TASK GOAL -> Select every line containing the word "BITTREX" from the material, and copy those lines.

Collection entries:
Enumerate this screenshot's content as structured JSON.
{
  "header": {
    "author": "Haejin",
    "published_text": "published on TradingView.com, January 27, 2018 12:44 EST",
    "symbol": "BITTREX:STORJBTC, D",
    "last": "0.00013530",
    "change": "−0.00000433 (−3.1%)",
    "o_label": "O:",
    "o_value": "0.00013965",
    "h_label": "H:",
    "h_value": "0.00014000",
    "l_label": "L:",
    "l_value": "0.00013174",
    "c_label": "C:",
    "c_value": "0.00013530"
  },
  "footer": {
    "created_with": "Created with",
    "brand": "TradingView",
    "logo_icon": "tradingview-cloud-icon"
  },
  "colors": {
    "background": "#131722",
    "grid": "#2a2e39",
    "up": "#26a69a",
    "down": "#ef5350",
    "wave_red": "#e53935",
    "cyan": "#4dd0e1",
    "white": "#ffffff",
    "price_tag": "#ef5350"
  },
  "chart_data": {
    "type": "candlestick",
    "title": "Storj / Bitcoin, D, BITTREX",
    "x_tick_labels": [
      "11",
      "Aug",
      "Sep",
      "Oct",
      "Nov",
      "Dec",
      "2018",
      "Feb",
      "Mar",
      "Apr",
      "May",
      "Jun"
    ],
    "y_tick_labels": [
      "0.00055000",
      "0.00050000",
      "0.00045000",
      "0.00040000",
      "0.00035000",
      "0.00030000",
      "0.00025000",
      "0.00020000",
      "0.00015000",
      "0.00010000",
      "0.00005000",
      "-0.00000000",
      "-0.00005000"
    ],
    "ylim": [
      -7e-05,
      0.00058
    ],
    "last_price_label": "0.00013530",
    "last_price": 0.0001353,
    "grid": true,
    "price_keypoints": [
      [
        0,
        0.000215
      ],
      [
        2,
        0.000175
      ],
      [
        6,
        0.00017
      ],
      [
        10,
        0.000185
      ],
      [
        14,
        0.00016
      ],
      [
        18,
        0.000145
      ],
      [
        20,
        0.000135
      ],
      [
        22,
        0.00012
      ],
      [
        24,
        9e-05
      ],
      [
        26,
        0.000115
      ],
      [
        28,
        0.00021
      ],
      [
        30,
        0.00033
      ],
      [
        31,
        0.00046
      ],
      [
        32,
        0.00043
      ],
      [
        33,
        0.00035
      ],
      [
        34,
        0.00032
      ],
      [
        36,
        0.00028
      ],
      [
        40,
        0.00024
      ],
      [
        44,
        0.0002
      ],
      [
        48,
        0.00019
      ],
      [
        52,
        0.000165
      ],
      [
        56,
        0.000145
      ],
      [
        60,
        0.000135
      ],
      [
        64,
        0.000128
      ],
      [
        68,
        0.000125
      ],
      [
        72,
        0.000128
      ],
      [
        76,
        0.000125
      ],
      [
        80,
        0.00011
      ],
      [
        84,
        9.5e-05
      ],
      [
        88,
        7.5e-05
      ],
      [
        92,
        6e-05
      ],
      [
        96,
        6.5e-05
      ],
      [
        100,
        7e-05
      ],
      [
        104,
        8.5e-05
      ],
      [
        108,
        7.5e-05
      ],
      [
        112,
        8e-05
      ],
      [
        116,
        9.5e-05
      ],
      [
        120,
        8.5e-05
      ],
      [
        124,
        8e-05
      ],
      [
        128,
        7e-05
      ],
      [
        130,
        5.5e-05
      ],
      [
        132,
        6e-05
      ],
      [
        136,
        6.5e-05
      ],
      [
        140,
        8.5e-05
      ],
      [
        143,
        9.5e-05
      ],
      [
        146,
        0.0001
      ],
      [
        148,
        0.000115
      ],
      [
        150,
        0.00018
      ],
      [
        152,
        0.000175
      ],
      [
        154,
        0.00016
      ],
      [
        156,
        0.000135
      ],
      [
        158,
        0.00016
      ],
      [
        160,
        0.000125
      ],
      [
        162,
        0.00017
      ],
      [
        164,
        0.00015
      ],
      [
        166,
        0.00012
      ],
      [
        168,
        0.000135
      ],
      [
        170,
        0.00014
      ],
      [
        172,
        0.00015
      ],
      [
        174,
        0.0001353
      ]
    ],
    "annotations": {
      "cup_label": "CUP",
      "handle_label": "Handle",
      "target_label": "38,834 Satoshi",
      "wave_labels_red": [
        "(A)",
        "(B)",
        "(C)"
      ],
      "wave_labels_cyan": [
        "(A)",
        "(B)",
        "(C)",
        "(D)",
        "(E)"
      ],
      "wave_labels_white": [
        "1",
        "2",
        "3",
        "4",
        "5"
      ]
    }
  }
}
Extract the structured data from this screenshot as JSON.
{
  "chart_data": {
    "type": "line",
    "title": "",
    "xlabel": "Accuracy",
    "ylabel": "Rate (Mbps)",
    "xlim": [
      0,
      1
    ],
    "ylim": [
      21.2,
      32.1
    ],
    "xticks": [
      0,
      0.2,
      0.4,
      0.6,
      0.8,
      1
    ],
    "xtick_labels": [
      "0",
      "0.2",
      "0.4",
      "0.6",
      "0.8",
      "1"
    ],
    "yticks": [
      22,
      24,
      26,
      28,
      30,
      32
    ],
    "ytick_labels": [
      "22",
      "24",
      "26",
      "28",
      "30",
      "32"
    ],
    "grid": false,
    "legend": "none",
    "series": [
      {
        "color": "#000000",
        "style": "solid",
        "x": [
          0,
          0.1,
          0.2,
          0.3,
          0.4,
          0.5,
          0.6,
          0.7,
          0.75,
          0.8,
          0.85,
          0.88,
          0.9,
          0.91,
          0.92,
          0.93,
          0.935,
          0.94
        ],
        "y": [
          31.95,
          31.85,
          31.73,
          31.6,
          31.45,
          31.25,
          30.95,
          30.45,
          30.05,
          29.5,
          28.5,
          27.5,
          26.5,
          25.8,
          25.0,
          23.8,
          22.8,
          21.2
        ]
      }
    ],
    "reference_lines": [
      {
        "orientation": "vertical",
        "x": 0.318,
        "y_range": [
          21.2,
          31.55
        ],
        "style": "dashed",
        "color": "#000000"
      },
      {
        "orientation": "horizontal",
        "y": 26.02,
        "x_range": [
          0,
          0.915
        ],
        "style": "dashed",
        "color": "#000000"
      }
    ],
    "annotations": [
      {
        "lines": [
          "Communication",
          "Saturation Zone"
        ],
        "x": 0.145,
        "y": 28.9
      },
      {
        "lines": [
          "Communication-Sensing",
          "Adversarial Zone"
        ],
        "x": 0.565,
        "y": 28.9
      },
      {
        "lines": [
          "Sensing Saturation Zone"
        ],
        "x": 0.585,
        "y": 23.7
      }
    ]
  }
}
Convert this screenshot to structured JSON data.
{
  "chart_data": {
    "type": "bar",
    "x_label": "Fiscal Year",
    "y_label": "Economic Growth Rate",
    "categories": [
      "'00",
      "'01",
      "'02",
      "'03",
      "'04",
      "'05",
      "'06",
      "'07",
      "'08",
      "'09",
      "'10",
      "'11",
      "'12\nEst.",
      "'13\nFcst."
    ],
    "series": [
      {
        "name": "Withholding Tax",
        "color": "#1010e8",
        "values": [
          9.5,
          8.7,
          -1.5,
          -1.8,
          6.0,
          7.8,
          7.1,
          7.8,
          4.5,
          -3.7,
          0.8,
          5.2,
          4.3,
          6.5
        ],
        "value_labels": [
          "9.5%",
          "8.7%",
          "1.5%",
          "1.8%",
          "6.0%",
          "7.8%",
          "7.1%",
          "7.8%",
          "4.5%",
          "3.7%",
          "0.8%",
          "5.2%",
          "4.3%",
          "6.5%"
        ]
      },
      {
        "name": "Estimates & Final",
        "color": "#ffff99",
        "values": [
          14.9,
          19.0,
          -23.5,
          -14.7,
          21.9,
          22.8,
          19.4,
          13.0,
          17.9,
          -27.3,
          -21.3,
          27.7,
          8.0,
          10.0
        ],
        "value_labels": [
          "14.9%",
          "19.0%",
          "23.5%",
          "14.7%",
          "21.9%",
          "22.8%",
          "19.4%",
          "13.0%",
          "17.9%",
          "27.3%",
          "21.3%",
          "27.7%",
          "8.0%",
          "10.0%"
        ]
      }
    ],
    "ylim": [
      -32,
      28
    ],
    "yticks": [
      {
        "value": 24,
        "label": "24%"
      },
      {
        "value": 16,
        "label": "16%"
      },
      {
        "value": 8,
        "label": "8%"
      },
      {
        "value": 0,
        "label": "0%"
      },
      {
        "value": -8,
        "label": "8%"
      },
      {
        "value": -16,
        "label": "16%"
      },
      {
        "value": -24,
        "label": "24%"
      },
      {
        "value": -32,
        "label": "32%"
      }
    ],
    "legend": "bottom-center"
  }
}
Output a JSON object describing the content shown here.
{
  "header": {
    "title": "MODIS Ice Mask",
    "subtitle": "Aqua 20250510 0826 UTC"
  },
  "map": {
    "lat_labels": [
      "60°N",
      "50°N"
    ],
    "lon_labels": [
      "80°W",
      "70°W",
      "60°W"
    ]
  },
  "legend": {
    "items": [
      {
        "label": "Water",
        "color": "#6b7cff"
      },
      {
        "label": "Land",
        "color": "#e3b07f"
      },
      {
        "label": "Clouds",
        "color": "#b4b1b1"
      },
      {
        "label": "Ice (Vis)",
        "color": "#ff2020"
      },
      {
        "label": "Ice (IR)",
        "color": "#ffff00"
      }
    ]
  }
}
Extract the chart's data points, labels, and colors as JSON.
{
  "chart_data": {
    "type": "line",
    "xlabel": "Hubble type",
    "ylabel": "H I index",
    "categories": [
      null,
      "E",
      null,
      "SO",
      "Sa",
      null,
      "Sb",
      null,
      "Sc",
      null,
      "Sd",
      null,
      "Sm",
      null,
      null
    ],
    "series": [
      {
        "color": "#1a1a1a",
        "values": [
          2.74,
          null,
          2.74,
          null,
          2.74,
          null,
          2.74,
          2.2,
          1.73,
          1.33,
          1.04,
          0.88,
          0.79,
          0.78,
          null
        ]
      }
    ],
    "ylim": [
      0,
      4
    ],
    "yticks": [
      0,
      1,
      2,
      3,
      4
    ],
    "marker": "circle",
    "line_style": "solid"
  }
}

EXERCISE RESULT ->
    "symbol": "BITTREX:STORJBTC, D",
    "title": "Storj / Bitcoin, D, BITTREX",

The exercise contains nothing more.